## What needs to be done:
Using the records that follow, copy every line containing the word "casos".

## Provided information:
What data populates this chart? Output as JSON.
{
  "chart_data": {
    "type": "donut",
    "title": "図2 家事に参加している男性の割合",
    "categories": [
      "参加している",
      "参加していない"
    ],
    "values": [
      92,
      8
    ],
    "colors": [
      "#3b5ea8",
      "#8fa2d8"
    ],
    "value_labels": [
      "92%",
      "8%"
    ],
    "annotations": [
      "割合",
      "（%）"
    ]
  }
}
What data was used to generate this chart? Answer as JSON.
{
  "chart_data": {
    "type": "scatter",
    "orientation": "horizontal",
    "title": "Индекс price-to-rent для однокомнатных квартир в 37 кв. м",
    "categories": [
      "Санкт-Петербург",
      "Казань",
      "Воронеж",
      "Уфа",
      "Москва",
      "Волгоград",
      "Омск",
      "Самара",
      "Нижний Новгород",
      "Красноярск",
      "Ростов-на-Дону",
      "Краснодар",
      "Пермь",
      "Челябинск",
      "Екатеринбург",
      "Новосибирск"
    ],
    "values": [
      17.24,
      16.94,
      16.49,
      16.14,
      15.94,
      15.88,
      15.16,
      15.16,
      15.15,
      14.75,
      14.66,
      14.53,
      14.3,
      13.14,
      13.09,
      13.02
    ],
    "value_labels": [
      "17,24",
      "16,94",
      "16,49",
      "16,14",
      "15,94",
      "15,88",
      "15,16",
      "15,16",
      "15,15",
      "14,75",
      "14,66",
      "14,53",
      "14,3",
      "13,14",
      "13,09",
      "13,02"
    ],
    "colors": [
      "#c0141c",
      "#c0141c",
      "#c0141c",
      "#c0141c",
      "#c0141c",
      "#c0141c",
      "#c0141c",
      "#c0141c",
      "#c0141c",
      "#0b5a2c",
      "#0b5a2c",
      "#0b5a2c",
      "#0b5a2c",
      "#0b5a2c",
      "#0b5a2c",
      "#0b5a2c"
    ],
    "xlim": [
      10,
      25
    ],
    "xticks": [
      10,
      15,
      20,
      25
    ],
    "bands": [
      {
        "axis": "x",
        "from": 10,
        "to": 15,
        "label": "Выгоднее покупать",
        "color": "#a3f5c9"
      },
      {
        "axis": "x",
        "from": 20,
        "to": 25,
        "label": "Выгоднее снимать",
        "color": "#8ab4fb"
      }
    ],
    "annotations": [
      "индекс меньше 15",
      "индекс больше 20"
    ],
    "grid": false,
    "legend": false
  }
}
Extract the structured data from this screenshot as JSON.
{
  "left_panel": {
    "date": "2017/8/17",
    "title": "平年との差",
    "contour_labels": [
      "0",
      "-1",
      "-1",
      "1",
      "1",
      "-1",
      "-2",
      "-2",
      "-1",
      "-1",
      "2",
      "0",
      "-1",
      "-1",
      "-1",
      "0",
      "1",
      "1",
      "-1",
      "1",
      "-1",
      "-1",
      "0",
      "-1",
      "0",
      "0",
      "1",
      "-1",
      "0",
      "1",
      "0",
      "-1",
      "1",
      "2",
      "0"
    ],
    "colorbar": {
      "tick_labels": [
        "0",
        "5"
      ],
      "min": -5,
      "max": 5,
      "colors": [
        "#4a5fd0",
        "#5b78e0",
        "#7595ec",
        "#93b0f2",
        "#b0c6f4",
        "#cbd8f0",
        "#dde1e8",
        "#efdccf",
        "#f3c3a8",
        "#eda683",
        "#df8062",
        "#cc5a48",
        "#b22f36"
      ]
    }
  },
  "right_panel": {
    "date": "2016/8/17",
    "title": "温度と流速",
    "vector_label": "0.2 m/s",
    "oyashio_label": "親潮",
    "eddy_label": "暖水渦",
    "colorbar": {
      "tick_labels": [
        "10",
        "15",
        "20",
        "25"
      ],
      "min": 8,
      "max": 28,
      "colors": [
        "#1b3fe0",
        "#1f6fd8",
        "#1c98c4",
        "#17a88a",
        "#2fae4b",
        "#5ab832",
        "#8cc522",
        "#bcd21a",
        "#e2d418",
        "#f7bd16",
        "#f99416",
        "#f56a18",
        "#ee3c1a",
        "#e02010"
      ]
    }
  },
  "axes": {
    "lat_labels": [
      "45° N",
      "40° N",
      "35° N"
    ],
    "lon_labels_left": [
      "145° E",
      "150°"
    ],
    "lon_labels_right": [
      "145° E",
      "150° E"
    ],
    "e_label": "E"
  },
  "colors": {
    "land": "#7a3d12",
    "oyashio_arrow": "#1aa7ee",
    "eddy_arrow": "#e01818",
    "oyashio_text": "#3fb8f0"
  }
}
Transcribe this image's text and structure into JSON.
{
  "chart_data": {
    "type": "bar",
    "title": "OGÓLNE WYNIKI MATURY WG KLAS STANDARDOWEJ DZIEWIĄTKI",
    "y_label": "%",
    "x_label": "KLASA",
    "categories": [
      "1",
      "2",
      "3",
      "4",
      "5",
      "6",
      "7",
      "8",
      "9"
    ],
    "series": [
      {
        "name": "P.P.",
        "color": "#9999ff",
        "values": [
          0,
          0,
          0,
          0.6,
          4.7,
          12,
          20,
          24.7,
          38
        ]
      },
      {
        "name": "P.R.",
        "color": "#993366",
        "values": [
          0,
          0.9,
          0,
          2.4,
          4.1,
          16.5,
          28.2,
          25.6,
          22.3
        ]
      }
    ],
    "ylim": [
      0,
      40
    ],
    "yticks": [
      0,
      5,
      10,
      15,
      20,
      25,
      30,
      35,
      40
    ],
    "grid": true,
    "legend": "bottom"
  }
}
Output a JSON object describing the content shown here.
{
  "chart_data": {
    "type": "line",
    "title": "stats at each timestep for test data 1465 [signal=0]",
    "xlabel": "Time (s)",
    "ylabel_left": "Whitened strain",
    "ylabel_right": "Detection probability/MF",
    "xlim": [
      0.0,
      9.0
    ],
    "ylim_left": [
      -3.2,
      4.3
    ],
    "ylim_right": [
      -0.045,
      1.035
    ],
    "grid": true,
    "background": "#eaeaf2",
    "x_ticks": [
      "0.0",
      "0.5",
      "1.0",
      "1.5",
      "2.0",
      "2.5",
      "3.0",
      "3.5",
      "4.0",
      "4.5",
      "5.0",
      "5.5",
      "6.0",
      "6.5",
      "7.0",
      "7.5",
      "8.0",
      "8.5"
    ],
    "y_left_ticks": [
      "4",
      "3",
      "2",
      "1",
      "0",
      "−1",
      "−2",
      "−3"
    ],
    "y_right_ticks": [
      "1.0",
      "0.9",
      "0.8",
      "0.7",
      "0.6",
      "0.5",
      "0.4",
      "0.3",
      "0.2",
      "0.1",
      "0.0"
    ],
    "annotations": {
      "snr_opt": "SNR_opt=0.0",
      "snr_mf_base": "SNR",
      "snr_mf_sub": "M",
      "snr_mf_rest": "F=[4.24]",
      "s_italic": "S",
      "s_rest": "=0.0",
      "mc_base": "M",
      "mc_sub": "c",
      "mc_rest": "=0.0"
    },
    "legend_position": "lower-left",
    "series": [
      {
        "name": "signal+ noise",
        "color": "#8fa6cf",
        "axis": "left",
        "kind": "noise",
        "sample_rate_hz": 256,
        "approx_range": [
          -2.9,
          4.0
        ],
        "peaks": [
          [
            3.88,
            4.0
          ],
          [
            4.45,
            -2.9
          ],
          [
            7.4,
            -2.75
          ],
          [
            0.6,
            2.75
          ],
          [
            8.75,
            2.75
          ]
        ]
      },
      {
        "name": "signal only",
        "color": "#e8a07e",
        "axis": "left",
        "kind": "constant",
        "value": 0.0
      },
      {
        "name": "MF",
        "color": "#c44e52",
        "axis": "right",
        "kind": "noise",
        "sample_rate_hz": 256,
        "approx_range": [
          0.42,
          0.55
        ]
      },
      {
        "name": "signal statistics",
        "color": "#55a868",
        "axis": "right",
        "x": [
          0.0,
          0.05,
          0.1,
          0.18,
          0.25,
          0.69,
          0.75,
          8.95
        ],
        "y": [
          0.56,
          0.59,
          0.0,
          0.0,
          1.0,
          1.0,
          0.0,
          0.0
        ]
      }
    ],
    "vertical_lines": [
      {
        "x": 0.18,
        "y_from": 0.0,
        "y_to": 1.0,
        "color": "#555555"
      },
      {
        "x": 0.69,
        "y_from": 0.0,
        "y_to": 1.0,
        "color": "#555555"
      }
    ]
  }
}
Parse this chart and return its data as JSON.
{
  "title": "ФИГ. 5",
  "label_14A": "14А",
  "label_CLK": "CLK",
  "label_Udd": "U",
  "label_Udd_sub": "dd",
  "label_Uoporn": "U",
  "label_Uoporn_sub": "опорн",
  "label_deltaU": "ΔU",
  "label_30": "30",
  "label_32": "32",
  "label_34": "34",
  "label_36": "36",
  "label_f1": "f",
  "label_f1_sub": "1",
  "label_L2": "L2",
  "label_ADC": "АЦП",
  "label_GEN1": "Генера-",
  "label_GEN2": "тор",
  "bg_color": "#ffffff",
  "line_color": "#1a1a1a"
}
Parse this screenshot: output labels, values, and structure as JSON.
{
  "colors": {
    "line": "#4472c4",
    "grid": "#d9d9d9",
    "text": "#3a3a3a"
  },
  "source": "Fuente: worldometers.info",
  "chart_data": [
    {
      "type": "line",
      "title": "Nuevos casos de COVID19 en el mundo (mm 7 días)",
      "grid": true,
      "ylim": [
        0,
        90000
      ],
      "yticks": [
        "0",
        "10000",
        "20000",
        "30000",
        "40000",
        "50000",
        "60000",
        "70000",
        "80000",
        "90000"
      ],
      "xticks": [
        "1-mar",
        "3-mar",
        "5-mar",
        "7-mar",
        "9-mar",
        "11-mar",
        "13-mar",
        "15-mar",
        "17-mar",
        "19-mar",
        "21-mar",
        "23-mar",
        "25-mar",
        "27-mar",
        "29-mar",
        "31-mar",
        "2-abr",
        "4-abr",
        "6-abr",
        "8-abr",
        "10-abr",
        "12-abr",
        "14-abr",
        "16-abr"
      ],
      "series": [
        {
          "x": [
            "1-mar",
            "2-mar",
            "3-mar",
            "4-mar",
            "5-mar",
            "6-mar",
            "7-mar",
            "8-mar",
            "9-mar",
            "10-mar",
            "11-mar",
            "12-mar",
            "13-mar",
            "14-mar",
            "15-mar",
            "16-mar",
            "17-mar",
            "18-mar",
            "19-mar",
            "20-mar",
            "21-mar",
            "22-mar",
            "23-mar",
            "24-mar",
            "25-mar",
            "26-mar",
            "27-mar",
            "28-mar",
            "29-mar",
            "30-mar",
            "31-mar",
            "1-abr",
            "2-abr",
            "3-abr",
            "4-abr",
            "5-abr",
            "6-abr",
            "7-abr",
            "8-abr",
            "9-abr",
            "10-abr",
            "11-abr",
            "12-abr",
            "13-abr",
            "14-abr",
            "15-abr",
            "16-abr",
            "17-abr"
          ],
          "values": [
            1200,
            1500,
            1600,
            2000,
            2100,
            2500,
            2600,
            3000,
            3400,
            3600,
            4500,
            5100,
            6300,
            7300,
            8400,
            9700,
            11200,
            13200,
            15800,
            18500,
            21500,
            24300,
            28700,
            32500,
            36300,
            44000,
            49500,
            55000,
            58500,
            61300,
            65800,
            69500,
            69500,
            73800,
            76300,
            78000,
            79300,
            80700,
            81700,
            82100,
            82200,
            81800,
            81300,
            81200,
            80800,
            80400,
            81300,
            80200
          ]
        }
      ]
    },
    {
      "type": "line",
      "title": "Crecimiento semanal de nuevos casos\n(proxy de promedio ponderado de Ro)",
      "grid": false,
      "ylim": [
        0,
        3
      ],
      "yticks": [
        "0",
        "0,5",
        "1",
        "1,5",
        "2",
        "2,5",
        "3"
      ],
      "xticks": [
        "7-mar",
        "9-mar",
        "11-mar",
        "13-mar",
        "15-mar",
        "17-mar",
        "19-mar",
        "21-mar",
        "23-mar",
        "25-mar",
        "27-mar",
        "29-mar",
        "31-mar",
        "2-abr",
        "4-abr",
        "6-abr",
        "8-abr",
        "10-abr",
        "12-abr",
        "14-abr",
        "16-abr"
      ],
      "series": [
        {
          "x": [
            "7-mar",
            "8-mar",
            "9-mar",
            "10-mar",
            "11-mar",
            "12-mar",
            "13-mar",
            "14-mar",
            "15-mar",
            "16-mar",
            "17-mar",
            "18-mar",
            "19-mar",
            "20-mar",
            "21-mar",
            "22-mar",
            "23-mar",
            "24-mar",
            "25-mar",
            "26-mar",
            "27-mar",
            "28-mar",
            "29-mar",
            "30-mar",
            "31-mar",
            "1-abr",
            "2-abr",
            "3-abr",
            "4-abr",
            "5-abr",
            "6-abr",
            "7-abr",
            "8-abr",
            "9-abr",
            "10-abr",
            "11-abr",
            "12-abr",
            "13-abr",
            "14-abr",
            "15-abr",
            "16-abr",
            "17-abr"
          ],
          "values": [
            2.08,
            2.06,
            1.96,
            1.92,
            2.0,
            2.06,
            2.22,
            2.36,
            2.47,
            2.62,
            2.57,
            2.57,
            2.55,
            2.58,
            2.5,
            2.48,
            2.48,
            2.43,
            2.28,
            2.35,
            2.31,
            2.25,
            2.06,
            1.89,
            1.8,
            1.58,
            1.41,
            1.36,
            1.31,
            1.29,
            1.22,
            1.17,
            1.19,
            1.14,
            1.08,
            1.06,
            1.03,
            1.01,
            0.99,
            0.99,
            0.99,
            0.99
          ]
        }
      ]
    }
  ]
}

## Response to this task:
      "title": "Nuevos casos de COVID19 en el mundo (mm 7 días)",
      "title": "Crecimiento semanal de nuevos casos\n(proxy de promedio ponderado de Ro)",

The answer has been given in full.